*EXERCISE INSTRUCTIONS*:
Search the data for the word "nedenleri" and copy every line that contains it.

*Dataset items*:
—————

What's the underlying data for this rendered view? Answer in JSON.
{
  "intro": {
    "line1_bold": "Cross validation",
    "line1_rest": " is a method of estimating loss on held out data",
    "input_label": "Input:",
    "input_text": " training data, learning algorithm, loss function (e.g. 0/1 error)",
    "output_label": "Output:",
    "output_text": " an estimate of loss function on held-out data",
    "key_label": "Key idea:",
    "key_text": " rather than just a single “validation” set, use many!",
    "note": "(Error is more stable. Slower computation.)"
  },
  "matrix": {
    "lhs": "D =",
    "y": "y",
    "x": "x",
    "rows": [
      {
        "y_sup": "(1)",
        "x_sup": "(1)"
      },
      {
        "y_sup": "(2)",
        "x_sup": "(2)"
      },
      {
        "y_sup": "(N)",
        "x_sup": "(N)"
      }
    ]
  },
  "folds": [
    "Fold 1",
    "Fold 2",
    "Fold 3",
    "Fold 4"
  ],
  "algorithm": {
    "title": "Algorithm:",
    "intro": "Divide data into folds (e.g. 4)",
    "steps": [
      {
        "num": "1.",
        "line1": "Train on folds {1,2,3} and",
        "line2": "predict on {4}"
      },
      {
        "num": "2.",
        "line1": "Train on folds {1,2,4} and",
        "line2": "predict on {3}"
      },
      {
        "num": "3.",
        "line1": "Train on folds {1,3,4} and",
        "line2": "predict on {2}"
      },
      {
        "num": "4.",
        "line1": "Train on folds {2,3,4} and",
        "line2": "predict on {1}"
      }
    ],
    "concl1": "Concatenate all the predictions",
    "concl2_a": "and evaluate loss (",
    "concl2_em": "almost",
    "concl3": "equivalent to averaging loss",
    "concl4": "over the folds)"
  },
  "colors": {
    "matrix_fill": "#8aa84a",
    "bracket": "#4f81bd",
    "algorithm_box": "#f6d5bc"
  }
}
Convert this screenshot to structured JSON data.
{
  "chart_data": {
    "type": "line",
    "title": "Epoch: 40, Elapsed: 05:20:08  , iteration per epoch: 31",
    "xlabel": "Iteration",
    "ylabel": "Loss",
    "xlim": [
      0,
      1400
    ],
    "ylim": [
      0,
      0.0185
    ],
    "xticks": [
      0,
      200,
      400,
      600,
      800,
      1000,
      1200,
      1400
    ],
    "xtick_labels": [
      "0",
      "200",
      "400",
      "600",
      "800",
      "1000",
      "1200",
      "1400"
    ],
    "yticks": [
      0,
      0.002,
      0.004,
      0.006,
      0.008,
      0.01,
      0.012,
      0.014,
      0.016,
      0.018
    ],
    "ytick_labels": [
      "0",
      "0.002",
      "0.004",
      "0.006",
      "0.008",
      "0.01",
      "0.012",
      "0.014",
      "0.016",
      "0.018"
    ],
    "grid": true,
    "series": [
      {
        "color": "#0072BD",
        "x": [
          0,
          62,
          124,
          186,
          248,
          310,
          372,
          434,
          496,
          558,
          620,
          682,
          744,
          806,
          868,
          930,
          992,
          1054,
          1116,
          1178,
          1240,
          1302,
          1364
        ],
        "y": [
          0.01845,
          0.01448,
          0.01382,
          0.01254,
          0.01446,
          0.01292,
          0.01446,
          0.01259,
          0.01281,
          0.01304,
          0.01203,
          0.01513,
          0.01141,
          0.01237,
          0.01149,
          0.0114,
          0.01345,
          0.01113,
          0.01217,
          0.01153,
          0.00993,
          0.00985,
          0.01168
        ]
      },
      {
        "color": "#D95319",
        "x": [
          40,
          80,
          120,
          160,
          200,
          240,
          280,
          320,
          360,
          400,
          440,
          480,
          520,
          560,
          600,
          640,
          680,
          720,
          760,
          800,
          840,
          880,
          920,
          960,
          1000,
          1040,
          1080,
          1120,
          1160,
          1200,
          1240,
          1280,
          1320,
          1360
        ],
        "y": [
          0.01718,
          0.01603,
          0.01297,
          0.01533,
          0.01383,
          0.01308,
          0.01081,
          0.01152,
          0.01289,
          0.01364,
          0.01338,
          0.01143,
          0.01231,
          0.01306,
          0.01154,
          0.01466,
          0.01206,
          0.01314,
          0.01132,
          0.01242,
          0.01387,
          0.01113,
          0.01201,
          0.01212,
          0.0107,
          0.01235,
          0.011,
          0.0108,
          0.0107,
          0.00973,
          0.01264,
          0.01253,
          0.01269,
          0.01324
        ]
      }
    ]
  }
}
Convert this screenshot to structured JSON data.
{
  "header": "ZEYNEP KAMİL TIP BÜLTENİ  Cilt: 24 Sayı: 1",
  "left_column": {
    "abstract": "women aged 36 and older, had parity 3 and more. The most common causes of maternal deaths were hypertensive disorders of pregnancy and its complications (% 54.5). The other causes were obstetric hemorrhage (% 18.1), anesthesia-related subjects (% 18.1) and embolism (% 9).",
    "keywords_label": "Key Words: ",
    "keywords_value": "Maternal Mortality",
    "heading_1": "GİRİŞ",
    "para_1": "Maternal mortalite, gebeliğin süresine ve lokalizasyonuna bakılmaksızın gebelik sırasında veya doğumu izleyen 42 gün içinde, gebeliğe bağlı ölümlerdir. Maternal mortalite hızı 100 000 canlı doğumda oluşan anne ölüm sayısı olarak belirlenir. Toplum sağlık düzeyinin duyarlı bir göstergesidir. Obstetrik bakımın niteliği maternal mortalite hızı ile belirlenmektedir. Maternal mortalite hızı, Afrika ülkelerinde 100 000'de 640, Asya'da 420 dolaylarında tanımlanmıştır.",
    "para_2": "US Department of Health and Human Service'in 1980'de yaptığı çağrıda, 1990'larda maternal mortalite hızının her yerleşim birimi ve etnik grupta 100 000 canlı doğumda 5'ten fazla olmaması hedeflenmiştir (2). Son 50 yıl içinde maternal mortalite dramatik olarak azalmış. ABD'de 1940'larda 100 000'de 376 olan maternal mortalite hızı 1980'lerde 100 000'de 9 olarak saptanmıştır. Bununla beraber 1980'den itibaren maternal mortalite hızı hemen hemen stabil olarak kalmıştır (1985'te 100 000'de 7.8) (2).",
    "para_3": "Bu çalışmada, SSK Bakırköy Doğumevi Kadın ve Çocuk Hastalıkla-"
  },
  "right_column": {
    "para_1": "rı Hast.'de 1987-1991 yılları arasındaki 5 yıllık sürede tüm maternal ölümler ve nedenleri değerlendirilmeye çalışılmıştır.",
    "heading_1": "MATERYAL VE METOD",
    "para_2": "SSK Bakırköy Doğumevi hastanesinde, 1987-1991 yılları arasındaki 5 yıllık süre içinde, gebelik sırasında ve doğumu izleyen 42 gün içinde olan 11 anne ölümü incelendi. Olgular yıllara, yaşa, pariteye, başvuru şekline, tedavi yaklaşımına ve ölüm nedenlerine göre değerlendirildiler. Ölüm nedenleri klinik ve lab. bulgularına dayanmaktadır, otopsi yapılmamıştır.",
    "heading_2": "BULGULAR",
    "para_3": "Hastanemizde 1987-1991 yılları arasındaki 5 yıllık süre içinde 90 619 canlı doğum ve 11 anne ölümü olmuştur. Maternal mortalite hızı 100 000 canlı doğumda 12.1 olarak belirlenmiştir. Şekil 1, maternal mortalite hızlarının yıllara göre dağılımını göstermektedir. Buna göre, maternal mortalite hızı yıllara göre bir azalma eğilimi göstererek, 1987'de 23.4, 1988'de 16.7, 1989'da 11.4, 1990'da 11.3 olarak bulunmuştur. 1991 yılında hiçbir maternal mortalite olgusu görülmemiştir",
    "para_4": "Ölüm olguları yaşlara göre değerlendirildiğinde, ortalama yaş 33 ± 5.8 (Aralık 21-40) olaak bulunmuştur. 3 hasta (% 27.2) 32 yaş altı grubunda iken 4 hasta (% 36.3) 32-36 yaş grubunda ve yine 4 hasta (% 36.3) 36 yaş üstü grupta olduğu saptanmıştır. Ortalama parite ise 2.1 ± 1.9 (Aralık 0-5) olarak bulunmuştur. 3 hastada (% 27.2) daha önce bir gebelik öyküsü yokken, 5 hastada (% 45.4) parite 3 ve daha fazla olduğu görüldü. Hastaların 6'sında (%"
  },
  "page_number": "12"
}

—————

*TASK RESPONSE*:
    "para_1": "rı Hast.'de 1987-1991 yılları arasındaki 5 yıllık sürede tüm maternal ölümler ve nedenleri değerlendirilmeye çalışılmıştır.",
    "para_2": "SSK Bakırköy Doğumevi hastanesinde, 1987-1991 yılları arasındaki 5 yıllık süre içinde, gebelik sırasında ve doğumu izleyen 42 gün içinde olan 11 anne ölümü incelendi. Olgular yıllara, yaşa, pariteye, başvuru şekline, tedavi yaklaşımına ve ölüm nedenlerine göre değerlendirildiler. Ölüm nedenleri klinik ve lab. bulgularına dayanmaktadır, otopsi yapılmamıştır.",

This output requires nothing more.